— What is expected —
Carry on the forum thread below, about a parent's doubts over a baby son's name, from the point where it stops.

-- Extracted text follows --

I don't Lela. I'm just worried about you.

Is Ds back to sleep now?

itsnotjustaslap · 13/03/2011 00:11

I'm glad that your ds is now asleep next to you. I still secretly like it when my ds wakes in the night and I am too exhausted to put him back to his cot and we snooze together.

If you have had lingering doubts about your ds's name then maybe listening to your inner voice is the right thing to do (I'm finally listening to mine). If you didn't want to formally change, perhaps you can agree to use your preferred name as a nickname / second name (I know a suprising amount of people named one thing but affectionately known as another).

Don't feel you have to call Sams, but they are there if no-one else is to hand. And one of my closest friends is a Sams and after going through something unutteringly bad, I have never called the Sams even when desperate - althought that is what they are there for - but for reasons I couldn't explain I have never thought to call them.

Try and get some sleep then Lela xx

tethersend · 13/03/2011 00:17

Hi lela... haven't posted for a while but think of you often.

I really like your DS's name.

I think the focus of your depression has shifted/is shifting from his gender to his name. You may be looking for a reason to explain your feelings; to explain why you don't feel like you thought you would when you got everything you wanted. When things get this bad, searching for a reason to 'hang' the feelings from is pretty normal behaviour IMO. it doesn't mean his name is in any way significant, or is actually causing your feelings. Quite the opposite.

Having a child was a somewhat bitter experience for me, especially at first, as it was nothing NOTHING like the fantasy I had had.

Letting go of the fantasy will be a long, slow and panful process, but in doing so you will allow yourself to feel the joy an actual- not a fantasy- family brings. You're just not there yet. And you need some help until you get there.

Let me know what I can do to support you. PM me if you want.

lelarose · 13/03/2011 00:20

yes he is asleep, sucking his imaginary dummy god love him.

The problem is also that dp is not keen on the other names I like and doesn't want to change it.

You know the kind of feeling you might get say, if you had just taken off on a long haul flight and realise that you had left the gas on full blast at home and your house keys dangling out of the front door and the bath overflowing? (bear with me here). Its like a combination of sick, curdling fear, remorse and horrible helplessness, you're never going to be able to relax and enjoy the journey and your holiday will be ruined.

-- Extracted text concluded --
-- Supplied data follows --

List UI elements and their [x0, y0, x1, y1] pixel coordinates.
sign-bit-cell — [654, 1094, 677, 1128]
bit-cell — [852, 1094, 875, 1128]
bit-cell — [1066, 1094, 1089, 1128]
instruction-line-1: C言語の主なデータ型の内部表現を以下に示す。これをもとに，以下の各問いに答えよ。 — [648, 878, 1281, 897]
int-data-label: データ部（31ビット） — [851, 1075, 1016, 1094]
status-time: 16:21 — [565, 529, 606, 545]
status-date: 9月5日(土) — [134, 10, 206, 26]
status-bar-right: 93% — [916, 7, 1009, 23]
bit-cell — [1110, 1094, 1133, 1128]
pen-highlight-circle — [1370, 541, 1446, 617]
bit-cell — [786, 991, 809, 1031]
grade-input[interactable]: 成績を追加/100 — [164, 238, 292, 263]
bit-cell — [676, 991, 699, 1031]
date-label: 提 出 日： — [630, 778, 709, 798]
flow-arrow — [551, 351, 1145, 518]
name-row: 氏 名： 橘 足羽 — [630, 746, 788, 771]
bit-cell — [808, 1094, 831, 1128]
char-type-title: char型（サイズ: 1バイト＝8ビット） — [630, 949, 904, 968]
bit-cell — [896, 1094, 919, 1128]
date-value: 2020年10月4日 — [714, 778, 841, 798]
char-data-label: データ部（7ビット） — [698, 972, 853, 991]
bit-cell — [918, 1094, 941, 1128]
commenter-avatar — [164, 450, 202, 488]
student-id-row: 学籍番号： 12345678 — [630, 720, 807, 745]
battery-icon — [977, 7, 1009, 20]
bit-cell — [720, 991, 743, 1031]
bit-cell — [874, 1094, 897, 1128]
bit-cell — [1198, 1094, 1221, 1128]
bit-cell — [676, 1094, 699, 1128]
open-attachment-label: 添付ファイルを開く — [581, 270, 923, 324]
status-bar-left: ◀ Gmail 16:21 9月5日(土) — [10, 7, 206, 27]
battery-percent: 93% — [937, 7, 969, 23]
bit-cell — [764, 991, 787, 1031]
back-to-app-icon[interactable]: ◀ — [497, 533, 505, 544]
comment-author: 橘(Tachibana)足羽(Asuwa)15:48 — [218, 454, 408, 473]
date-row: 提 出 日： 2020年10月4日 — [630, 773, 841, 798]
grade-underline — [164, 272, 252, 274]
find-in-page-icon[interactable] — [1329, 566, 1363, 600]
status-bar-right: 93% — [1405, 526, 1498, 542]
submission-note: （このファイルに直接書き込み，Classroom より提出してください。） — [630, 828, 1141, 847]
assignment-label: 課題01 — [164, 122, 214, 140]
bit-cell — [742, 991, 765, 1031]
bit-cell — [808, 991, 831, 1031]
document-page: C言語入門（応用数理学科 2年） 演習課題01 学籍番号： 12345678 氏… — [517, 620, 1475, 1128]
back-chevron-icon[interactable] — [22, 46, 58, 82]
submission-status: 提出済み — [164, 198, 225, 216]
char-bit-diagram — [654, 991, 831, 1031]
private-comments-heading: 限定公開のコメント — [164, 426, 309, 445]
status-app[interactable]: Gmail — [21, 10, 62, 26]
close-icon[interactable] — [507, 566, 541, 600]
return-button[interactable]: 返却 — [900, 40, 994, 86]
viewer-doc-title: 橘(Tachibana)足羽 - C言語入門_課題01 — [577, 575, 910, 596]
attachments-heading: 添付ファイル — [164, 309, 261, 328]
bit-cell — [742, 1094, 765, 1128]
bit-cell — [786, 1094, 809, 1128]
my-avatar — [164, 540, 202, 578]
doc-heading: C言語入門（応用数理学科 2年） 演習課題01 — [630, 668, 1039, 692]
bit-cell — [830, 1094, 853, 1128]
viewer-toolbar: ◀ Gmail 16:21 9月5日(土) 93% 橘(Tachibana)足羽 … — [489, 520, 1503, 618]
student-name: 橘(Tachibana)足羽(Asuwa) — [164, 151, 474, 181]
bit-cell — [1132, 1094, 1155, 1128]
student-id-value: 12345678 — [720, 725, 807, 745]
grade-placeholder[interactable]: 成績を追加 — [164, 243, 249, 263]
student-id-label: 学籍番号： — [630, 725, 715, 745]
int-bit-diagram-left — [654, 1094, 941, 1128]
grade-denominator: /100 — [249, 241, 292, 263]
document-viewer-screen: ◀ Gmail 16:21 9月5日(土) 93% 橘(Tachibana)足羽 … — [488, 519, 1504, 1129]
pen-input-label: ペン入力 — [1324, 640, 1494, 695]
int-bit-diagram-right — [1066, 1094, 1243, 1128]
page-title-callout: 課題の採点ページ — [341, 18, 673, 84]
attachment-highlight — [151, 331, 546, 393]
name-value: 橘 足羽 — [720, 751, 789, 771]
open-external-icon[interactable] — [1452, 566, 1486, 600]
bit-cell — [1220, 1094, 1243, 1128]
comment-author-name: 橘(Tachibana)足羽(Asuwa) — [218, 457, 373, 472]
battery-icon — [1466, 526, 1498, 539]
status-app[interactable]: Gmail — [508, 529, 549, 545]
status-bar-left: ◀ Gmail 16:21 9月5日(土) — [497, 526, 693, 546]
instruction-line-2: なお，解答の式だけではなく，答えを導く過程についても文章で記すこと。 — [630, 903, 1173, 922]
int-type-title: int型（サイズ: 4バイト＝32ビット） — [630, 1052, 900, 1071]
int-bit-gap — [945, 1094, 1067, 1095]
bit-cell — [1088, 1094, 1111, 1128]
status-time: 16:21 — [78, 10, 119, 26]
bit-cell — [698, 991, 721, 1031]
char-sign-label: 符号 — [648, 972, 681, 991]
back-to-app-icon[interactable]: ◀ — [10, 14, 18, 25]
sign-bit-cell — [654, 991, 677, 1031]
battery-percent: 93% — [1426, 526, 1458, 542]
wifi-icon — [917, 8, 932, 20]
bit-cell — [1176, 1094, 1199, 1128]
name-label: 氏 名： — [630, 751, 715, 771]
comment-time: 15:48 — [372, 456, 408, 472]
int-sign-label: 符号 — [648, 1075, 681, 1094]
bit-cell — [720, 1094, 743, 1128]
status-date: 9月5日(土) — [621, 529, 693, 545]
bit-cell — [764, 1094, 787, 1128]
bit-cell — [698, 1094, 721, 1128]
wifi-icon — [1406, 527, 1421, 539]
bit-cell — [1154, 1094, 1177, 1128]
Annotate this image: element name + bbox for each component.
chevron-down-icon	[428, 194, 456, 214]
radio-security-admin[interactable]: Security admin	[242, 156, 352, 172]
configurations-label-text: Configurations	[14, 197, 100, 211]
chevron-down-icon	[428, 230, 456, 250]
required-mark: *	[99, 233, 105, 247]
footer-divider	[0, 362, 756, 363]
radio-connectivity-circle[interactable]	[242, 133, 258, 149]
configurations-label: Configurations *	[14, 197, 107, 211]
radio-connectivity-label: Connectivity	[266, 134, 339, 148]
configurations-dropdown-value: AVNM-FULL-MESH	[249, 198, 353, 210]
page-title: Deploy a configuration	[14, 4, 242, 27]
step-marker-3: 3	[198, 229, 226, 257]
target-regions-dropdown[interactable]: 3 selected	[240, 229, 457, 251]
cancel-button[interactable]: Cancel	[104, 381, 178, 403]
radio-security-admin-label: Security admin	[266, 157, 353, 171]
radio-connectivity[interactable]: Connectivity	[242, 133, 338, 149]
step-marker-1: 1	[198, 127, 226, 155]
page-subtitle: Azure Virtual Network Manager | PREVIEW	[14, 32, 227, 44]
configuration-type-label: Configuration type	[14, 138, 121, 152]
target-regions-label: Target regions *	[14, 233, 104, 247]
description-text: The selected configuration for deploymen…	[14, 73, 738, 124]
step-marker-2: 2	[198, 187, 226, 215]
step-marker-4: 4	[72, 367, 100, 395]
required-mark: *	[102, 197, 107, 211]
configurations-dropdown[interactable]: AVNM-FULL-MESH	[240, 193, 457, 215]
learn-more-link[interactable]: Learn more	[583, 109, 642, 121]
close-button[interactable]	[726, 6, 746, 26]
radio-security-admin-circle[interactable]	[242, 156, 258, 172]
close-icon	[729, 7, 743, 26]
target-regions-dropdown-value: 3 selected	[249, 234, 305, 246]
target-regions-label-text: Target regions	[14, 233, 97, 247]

-- Supplied data concluded --

— Exercise result —
Well this is the only way I can really describe how I feel, over and over again on a daily basis about my son's name. And its really not healthy.

CheeseandGherkins · 13/03/2011 00:21

I've just read the last few posts here, could you call him a nickname instead? Lela, I'll no doubt be up for hours yet if you need a chat, pm, or I'm also on Facebook (faster chat), if I can help in any way.

tethersend · 13/03/2011 00:25

lela, to extend your analogy- were you to get those feelings on a plane but none of those things were actually happening back home, you would be experiencing an anxiety disorder.

What I mean is, your feelings are navigating your thoughts, not the other way round.

lelarose · 13/03/2011 00:31

Thanks thats really very kind of you. I could no more facebook you than post naked photos of myself on here though, as i'd be horrified if anyone knew who I was. The longer I stay up the worse tomorrow is going to be i guess so I will need to try and sleep.

The only things i am proud of today are that I have not a) drank the bottle of wine that is in my fridge even tho i would really have loved to b)smoked (havent smoked for years and am totally sickened by it am just that stressed I feel a bizarre urge to do something like that) or c) called dp in hysterics which would only upset him and fuel my self loathing

I have to sort this name thing out. I hate my child having such a generic name I really cant live with it.

itsnotjustaslap · 13/03/2011 00:33

I really know that feeling. And it's usually when I should be listening to my gut feeling as it's trying to warn me; but tethers is right; sometimes what you can feel about something is off because it is hiding something else (I cannot really articulate this as my meds are really kicking in and it's hard to follow a thought let alone type).